### Directions
Return everything from the beginning of the data down to the line containing "y-tick-label: 4700 [114, 424, 154, 444]", inclusive of both ends, reproduced character for character.

### Page element annotations
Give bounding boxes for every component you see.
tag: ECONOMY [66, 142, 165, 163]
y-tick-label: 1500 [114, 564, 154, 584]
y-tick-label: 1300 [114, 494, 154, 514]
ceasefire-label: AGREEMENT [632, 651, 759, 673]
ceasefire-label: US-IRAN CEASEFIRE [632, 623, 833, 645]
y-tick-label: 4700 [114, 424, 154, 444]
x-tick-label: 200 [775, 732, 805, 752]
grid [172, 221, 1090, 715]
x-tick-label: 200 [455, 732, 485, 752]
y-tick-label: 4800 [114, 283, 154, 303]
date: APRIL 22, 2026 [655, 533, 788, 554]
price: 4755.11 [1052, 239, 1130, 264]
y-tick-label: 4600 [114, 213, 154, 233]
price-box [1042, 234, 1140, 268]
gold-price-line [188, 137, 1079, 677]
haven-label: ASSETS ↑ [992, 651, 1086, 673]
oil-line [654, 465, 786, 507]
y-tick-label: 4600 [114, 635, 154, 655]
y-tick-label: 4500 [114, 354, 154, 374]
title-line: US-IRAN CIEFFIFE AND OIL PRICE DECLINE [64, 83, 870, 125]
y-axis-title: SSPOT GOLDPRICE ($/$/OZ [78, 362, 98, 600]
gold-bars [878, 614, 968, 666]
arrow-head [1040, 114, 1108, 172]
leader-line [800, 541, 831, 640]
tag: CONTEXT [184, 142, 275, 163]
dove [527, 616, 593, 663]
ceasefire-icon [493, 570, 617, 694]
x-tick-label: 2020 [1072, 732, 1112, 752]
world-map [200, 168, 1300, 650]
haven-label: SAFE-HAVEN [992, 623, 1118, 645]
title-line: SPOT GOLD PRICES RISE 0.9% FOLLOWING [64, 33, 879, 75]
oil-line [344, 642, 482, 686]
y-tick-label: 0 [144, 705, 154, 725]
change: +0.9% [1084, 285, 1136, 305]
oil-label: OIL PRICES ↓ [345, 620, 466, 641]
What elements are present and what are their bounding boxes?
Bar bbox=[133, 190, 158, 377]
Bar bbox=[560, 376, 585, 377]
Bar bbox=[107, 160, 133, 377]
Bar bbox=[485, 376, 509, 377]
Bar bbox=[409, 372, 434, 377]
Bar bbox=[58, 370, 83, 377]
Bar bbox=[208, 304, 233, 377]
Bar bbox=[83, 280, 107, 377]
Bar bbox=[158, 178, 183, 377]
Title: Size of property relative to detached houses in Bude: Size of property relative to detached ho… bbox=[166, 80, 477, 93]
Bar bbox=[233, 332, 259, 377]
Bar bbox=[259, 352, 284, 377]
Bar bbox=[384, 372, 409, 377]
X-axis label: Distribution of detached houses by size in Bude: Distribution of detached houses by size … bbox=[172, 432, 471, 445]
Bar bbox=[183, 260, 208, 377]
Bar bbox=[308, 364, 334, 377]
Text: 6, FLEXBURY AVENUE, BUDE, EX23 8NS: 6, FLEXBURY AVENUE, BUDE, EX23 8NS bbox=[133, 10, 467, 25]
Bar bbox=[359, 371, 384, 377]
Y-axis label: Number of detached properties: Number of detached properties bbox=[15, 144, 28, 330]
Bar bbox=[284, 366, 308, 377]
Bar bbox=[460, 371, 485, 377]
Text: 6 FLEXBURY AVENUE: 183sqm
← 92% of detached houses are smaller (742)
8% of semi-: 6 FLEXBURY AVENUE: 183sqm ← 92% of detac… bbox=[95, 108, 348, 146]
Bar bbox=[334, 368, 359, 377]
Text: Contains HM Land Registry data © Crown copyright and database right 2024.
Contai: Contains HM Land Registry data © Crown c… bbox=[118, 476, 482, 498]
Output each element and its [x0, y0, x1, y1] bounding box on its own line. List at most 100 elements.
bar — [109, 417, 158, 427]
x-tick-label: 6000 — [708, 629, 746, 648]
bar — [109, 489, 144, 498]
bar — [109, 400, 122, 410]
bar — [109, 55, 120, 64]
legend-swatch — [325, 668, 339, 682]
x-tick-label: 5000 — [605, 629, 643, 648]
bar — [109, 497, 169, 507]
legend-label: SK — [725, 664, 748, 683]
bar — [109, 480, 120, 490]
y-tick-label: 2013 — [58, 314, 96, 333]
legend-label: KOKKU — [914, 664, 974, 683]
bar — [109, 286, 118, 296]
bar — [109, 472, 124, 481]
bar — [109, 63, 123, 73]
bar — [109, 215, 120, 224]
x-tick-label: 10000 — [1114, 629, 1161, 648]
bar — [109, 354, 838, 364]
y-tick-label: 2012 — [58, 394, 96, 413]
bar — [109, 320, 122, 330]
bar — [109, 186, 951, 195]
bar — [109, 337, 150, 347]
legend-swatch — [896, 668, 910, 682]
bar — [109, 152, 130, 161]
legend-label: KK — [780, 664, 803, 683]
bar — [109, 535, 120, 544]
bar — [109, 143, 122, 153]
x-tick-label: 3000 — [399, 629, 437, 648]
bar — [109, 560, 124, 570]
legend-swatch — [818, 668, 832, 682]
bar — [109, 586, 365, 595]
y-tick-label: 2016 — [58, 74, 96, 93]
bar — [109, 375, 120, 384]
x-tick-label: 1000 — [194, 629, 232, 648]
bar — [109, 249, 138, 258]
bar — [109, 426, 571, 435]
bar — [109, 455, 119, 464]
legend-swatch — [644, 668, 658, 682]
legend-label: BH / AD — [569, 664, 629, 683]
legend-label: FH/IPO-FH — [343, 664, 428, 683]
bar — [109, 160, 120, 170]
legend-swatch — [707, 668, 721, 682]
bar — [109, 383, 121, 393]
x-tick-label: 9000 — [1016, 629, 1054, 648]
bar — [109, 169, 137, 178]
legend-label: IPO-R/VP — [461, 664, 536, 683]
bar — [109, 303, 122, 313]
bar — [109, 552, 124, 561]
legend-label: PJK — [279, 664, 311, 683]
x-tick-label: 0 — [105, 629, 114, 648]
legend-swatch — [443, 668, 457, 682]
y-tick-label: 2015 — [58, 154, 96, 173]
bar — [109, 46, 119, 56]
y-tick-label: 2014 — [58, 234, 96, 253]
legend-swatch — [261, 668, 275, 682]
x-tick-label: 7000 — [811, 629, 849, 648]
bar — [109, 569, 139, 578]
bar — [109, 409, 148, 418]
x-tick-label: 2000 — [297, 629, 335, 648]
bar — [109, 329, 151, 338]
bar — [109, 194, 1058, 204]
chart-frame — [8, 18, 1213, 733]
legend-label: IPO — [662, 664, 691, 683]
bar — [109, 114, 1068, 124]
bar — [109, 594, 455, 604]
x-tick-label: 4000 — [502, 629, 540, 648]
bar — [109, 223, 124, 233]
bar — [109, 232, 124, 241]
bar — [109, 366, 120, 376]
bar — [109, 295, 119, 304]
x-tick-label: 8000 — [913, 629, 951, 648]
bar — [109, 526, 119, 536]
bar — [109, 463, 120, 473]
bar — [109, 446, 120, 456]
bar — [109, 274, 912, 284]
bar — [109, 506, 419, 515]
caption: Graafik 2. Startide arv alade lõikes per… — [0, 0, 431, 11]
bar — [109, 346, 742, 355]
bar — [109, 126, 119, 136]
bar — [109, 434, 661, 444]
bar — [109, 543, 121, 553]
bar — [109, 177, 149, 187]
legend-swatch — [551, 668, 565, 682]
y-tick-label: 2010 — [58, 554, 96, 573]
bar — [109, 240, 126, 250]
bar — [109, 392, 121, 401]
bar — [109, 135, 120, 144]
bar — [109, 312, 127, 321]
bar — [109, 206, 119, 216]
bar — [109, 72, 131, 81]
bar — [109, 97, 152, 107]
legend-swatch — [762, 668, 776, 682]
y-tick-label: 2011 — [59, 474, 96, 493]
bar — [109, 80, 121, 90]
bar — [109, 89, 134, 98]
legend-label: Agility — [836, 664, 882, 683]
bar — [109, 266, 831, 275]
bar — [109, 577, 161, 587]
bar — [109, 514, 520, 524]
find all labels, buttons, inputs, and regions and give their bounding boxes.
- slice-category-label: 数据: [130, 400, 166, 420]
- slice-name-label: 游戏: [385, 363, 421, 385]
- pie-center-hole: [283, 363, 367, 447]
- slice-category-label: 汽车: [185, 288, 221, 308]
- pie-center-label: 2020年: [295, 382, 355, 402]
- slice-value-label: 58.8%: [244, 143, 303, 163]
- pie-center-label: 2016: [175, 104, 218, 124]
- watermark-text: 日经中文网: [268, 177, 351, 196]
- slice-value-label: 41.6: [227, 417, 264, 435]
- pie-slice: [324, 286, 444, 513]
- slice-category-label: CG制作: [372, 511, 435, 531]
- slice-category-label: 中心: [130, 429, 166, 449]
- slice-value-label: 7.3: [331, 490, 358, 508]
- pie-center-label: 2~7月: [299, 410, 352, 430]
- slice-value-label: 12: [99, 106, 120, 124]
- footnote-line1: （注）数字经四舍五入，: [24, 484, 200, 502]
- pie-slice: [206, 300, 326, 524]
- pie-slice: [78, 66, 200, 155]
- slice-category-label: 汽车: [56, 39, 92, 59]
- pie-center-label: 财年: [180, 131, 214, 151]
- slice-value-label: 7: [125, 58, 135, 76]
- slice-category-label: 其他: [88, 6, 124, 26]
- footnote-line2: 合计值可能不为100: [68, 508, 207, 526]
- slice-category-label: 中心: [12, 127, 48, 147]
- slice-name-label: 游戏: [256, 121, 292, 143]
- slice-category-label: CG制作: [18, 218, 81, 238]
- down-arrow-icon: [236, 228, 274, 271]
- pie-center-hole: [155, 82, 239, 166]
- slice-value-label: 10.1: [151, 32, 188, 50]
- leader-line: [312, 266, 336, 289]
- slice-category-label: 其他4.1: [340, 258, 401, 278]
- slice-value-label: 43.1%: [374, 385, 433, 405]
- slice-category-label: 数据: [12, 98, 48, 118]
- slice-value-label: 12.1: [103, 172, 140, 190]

### Worked solution
Give bounding boxes for every component you see.
tag: ECONOMY [66, 142, 165, 163]
y-tick-label: 1500 [114, 564, 154, 584]
y-tick-label: 1300 [114, 494, 154, 514]
ceasefire-label: AGREEMENT [632, 651, 759, 673]
ceasefire-label: US-IRAN CEASEFIRE [632, 623, 833, 645]
y-tick-label: 4700 [114, 424, 154, 444]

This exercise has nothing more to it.